PROBLEM TO WORK ON: Print out each entry below exactly, please.

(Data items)
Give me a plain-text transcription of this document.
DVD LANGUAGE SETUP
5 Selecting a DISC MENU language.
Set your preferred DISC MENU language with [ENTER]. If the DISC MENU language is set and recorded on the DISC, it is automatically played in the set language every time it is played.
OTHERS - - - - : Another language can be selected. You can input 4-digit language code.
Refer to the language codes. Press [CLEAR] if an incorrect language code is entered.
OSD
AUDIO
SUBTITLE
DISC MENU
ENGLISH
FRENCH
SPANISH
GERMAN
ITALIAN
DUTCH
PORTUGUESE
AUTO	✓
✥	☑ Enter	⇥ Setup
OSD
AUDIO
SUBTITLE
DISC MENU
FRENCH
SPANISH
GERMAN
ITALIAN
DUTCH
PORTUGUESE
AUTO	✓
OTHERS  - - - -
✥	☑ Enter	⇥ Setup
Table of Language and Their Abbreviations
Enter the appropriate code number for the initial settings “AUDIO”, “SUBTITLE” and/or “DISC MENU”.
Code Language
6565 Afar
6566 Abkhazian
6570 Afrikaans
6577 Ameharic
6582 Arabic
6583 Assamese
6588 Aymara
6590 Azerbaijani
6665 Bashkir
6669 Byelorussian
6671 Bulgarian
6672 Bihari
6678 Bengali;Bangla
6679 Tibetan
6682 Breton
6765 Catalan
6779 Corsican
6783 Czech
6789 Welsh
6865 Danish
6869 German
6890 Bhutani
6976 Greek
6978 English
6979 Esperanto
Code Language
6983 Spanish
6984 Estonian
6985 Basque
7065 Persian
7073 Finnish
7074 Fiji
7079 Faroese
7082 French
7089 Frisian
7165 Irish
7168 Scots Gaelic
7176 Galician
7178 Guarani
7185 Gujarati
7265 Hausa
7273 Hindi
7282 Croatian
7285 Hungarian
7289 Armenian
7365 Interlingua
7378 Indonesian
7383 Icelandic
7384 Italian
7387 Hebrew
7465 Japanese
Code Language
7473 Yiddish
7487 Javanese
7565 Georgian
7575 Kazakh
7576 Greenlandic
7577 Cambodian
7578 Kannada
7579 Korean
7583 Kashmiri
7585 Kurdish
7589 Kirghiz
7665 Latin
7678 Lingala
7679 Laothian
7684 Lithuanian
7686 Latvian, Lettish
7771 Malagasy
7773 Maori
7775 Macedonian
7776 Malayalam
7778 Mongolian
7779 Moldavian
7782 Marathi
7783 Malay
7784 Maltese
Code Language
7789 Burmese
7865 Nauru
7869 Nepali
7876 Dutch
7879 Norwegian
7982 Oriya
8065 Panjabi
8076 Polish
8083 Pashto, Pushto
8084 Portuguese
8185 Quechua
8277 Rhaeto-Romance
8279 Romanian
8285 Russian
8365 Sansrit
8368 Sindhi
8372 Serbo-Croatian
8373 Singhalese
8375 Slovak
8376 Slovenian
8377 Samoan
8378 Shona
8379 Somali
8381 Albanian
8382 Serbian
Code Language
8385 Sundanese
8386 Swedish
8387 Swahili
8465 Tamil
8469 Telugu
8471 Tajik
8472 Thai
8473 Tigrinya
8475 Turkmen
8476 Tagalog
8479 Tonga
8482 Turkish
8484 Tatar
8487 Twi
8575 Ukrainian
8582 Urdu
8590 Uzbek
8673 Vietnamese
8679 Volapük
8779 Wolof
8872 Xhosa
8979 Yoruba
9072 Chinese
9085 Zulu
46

ANSWER IN FULL:
Give me a plain-text transcription of this document.
DVD LANGUAGE SETUP
5 Selecting a DISC MENU language.
Set your preferred DISC MENU language with [ENTER]. If the DISC MENU language is set and recorded on the DISC, it is automatically played in the set language every time it is played.
OTHERS - - - - : Another language can be selected. You can input 4-digit language code.
Refer to the language codes. Press [CLEAR] if an incorrect language code is entered.
OSD
AUDIO
SUBTITLE
DISC MENU
ENGLISH
FRENCH
SPANISH
GERMAN
ITALIAN
DUTCH
PORTUGUESE
AUTO	✓
✥	☑ Enter	⇥ Setup
OSD
AUDIO
SUBTITLE
DISC MENU
FRENCH
SPANISH
GERMAN
ITALIAN
DUTCH
PORTUGUESE
AUTO	✓
OTHERS  - - - -
✥	☑ Enter	⇥ Setup
Table of Language and Their Abbreviations
Enter the appropriate code number for the initial settings “AUDIO”, “SUBTITLE” and/or “DISC MENU”.
Code Language
6565 Afar
6566 Abkhazian
6570 Afrikaans
6577 Ameharic
6582 Arabic
6583 Assamese
6588 Aymara
6590 Azerbaijani
6665 Bashkir
6669 Byelorussian
6671 Bulgarian
6672 Bihari
6678 Bengali;Bangla
6679 Tibetan
6682 Breton
6765 Catalan
6779 Corsican
6783 Czech
6789 Welsh
6865 Danish
6869 German
6890 Bhutani
6976 Greek
6978 English
6979 Esperanto
Code Language
6983 Spanish
6984 Estonian
6985 Basque
7065 Persian
7073 Finnish
7074 Fiji
7079 Faroese
7082 French
7089 Frisian
7165 Irish
7168 Scots Gaelic
7176 Galician
7178 Guarani
7185 Gujarati
7265 Hausa
7273 Hindi
7282 Croatian
7285 Hungarian
7289 Armenian
7365 Interlingua
7378 Indonesian
7383 Icelandic
7384 Italian
7387 Hebrew
7465 Japanese
Code Language
7473 Yiddish
7487 Javanese
7565 Georgian
7575 Kazakh
7576 Greenlandic
7577 Cambodian
7578 Kannada
7579 Korean
7583 Kashmiri
7585 Kurdish
7589 Kirghiz
7665 Latin
7678 Lingala
7679 Laothian
7684 Lithuanian
7686 Latvian, Lettish
7771 Malagasy
7773 Maori
7775 Macedonian
7776 Malayalam
7778 Mongolian
7779 Moldavian
7782 Marathi
7783 Malay
7784 Maltese
Code Language
7789 Burmese
7865 Nauru
7869 Nepali
7876 Dutch
7879 Norwegian
7982 Oriya
8065 Panjabi
8076 Polish
8083 Pashto, Pushto
8084 Portuguese
8185 Quechua
8277 Rhaeto-Romance
8279 Romanian
8285 Russian
8365 Sansrit
8368 Sindhi
8372 Serbo-Croatian
8373 Singhalese
8375 Slovak
8376 Slovenian
8377 Samoan
8378 Shona
8379 Somali
8381 Albanian
8382 Serbian
Code Language
8385 Sundanese
8386 Swedish
8387 Swahili
8465 Tamil
8469 Telugu
8471 Tajik
8472 Thai
8473 Tigrinya
8475 Turkmen
8476 Tagalog
8479 Tonga
8482 Turkish
8484 Tatar
8487 Twi
8575 Ukrainian
8582 Urdu
8590 Uzbek
8673 Vietnamese
8679 Volapük
8779 Wolof
8872 Xhosa
8979 Yoruba
9072 Chinese
9085 Zulu
46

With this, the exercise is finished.